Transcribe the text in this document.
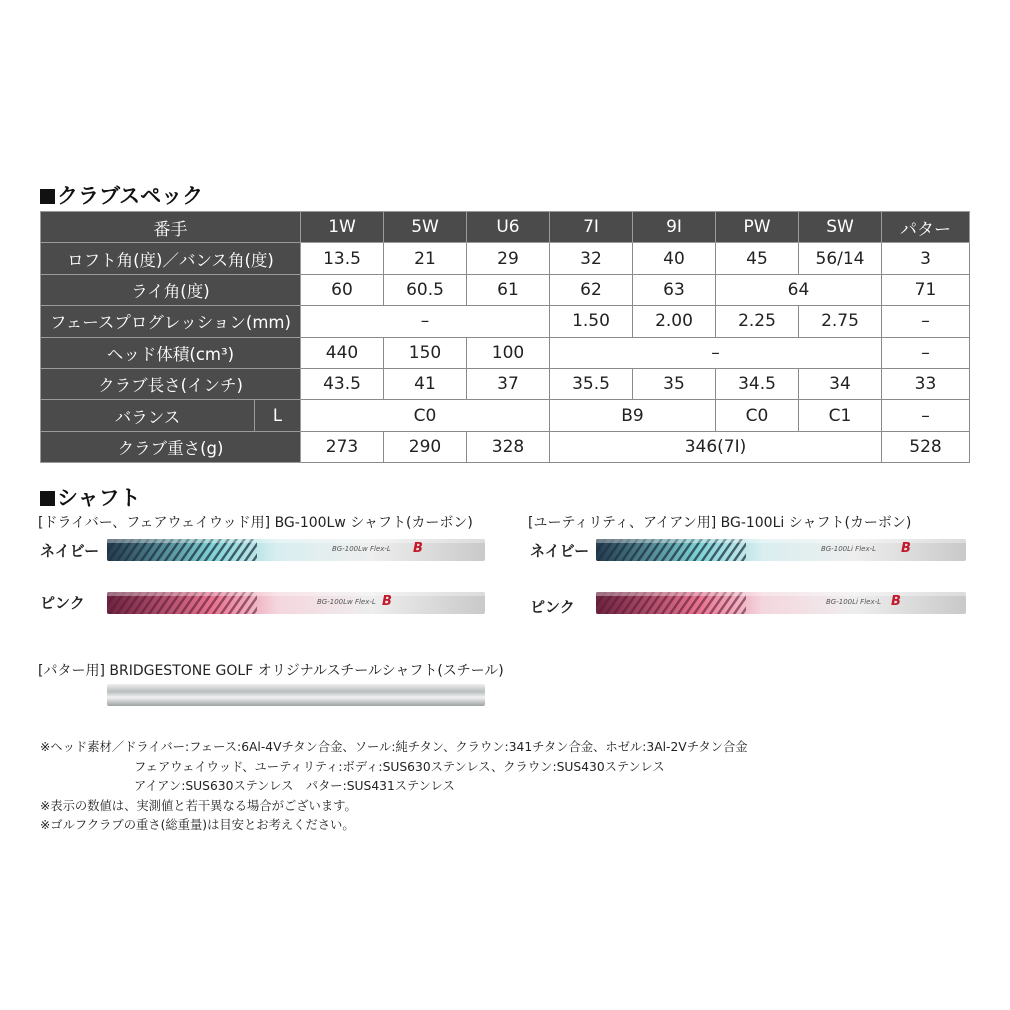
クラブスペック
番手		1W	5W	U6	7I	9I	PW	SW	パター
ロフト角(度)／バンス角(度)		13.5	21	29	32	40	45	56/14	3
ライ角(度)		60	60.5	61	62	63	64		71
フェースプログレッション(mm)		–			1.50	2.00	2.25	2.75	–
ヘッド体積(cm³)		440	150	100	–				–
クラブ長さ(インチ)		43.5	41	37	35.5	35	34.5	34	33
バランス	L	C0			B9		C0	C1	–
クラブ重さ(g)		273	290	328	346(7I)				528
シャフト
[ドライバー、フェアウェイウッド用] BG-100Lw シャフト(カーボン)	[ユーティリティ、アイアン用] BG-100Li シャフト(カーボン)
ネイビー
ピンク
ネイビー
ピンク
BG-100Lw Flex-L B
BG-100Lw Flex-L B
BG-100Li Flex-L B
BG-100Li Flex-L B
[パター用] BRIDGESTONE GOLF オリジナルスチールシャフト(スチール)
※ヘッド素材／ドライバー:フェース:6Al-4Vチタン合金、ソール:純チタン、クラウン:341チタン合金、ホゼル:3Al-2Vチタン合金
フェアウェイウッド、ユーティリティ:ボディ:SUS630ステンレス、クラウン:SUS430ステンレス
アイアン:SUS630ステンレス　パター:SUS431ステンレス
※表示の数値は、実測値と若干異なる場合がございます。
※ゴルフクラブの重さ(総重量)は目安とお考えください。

══════════════════════════════

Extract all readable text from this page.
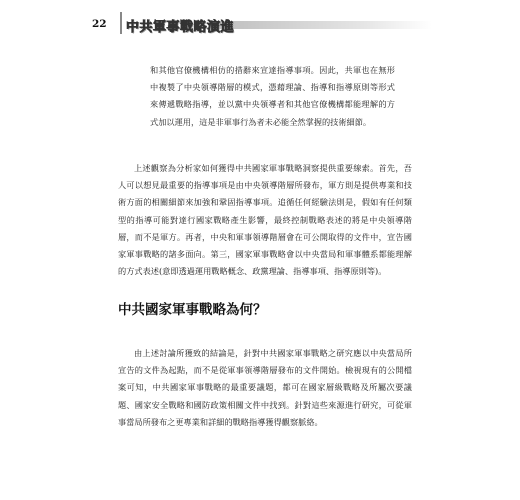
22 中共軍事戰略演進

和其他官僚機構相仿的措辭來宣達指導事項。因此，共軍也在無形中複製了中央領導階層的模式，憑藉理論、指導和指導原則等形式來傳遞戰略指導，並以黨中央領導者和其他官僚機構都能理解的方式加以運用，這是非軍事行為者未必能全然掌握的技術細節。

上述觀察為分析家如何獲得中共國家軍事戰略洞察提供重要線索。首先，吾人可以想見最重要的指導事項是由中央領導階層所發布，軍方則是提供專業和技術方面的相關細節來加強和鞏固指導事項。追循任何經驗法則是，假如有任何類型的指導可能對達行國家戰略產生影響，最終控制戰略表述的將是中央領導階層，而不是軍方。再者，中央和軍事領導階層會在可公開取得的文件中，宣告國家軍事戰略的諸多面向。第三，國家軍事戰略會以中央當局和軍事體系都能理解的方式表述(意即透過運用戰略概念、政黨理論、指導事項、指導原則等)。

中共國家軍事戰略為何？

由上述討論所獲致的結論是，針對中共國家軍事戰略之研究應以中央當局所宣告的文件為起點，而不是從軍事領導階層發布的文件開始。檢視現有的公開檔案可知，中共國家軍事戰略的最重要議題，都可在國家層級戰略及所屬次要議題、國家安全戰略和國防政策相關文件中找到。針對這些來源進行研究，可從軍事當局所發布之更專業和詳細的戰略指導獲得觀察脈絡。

══════════════════════════════

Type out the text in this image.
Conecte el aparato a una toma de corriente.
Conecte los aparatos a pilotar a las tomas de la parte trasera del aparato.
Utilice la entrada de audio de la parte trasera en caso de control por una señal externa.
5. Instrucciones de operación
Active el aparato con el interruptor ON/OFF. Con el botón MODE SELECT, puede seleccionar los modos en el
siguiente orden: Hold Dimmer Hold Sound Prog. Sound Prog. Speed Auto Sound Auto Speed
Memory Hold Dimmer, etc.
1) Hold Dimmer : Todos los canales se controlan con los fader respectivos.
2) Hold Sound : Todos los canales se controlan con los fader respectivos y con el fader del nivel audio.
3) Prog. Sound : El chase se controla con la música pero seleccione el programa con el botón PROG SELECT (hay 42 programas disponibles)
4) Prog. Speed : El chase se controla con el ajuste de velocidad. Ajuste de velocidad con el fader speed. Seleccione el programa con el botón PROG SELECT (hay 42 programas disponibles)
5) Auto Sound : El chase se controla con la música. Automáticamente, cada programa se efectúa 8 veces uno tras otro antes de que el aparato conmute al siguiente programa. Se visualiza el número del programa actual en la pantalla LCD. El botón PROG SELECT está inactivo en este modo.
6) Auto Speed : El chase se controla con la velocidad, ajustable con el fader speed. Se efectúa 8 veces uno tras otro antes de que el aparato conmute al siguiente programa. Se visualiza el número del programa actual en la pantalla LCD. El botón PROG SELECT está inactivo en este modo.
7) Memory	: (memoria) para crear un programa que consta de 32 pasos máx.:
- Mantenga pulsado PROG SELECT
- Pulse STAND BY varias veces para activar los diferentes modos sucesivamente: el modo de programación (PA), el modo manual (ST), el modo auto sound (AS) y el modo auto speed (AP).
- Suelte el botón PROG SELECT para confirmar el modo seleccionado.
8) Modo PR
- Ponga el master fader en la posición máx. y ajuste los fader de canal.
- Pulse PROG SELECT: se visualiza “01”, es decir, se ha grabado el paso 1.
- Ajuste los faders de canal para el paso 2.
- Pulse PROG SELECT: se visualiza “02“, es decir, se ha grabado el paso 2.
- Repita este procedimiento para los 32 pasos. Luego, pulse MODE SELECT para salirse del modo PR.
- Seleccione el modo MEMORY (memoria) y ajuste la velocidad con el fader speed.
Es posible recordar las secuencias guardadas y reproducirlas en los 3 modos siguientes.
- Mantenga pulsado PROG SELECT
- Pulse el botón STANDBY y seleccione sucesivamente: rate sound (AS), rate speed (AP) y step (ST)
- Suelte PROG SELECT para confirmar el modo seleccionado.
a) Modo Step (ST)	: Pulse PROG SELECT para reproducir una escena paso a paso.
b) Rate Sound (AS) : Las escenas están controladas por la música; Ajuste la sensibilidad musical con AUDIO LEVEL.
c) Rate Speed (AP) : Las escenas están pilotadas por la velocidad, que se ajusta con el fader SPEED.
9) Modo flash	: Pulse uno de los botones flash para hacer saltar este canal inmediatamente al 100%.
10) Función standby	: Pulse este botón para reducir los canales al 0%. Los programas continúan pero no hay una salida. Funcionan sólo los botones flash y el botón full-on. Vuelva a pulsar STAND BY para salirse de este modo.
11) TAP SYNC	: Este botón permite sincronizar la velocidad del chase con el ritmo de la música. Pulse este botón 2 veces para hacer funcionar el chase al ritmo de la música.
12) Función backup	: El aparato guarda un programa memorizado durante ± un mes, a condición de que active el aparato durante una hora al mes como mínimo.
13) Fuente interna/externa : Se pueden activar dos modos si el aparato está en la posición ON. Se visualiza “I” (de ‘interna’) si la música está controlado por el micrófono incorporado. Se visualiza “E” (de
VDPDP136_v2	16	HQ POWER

══════════════════════════════

*Short exercise:* Copy all lines from the entries that contain the word "externa".

*Complete response:*
Utilice la entrada de audio de la parte trasera en caso de control por una señal externa.
13) Fuente interna/externa : Se pueden activar dos modos si el aparato está en la posición ON. Se visualiza “I” (de ‘interna’) si la música está controlado por el micrófono incorporado. Se visualiza “E” (de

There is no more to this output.